[Dataset rows about figures]
----

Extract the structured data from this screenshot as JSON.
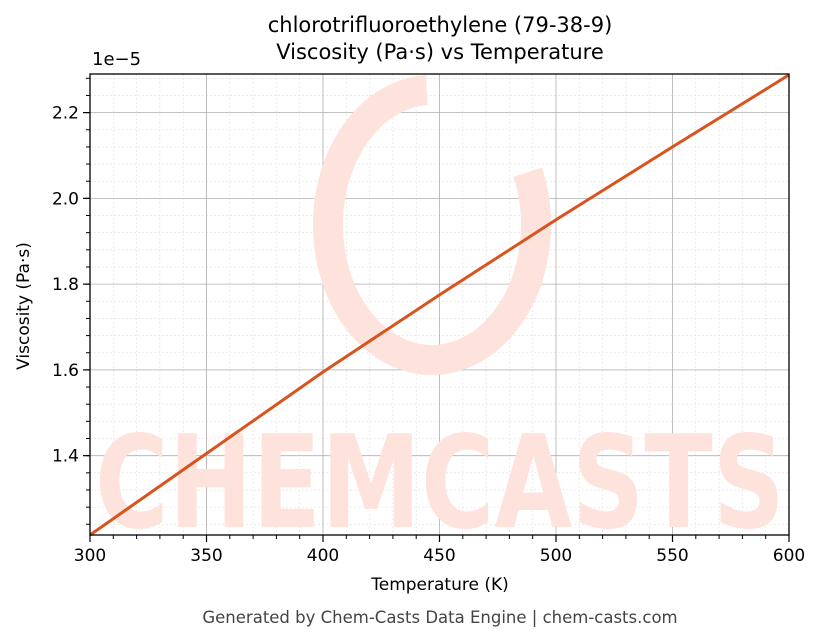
{
  "title_line1": "chlorotrifluoroethylene (79-38-9)",
  "title_line2": "Viscosity (Pa·s) vs Temperature",
  "footer": "Generated by Chem-Casts Data Engine | chem-casts.com",
  "watermark": "CHEMCASTS",
  "colors": {
    "line": "#d9531e",
    "watermark": "#fde3dc",
    "grid_major": "#b0b0b0",
    "grid_minor": "#e0e0e0"
  },
  "chart_data": {
    "type": "line",
    "title": "chlorotrifluoroethylene (79-38-9)\nViscosity (Pa·s) vs Temperature",
    "xlabel": "Temperature (K)",
    "ylabel": "Viscosity (Pa·s)",
    "y_offset_label": "1e−5",
    "xlim": [
      300,
      600
    ],
    "ylim": [
      1.215,
      2.29
    ],
    "y_scale_factor": 1e-05,
    "x_ticks": [
      300,
      350,
      400,
      450,
      500,
      550,
      600
    ],
    "x_tick_labels": [
      "300",
      "350",
      "400",
      "450",
      "500",
      "550",
      "600"
    ],
    "y_ticks": [
      1.4,
      1.6,
      1.8,
      2.0,
      2.2
    ],
    "y_tick_labels": [
      "1.4",
      "1.6",
      "1.8",
      "2.0",
      "2.2"
    ],
    "grid": true,
    "series": [
      {
        "x": [
          300,
          350,
          400,
          450,
          500,
          550,
          600
        ],
        "values": [
          1.215,
          1.405,
          1.595,
          1.775,
          1.95,
          2.12,
          2.288
        ]
      }
    ]
  }
}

----

* **YOUR OBJECTIVE**:
The pictures should not be reproduced; quote all of the other material exactly.

* **THE ANSWER**:
Extract the structured data from this screenshot as JSON.
{
  "title_line1": "chlorotrifluoroethylene (79-38-9)",
  "title_line2": "Viscosity (Pa·s) vs Temperature",
  "footer": "Generated by Chem-Casts Data Engine | chem-casts.com",
  "watermark": "CHEMCASTS",
  "colors": {
    "line": "#d9531e",
    "watermark": "#fde3dc",
    "grid_major": "#b0b0b0",
    "grid_minor": "#e0e0e0"
  },
  "chart_data": {
    "type": "line",
    "title": "chlorotrifluoroethylene (79-38-9)\nViscosity (Pa·s) vs Temperature",
    "xlabel": "Temperature (K)",
    "ylabel": "Viscosity (Pa·s)",
    "y_offset_label": "1e−5",
    "xlim": [
      300,
      600
    ],
    "ylim": [
      1.215,
      2.29
    ],
    "y_scale_factor": 1e-05,
    "x_ticks": [
      300,
      350,
      400,
      450,
      500,
      550,
      600
    ],
    "x_tick_labels": [
      "300",
      "350",
      "400",
      "450",
      "500",
      "550",
      "600"
    ],
    "y_ticks": [
      1.4,
      1.6,
      1.8,
      2.0,
      2.2
    ],
    "y_tick_labels": [
      "1.4",
      "1.6",
      "1.8",
      "2.0",
      "2.2"
    ],
    "grid": true,
    "series": [
      {
        "x": [
          300,
          350,
          400,
          450,
          500,
          550,
          600
        ],
        "values": [
          1.215,
          1.405,
          1.595,
          1.775,
          1.95,
          2.12,
          2.288
        ]
      }
    ]
  }
}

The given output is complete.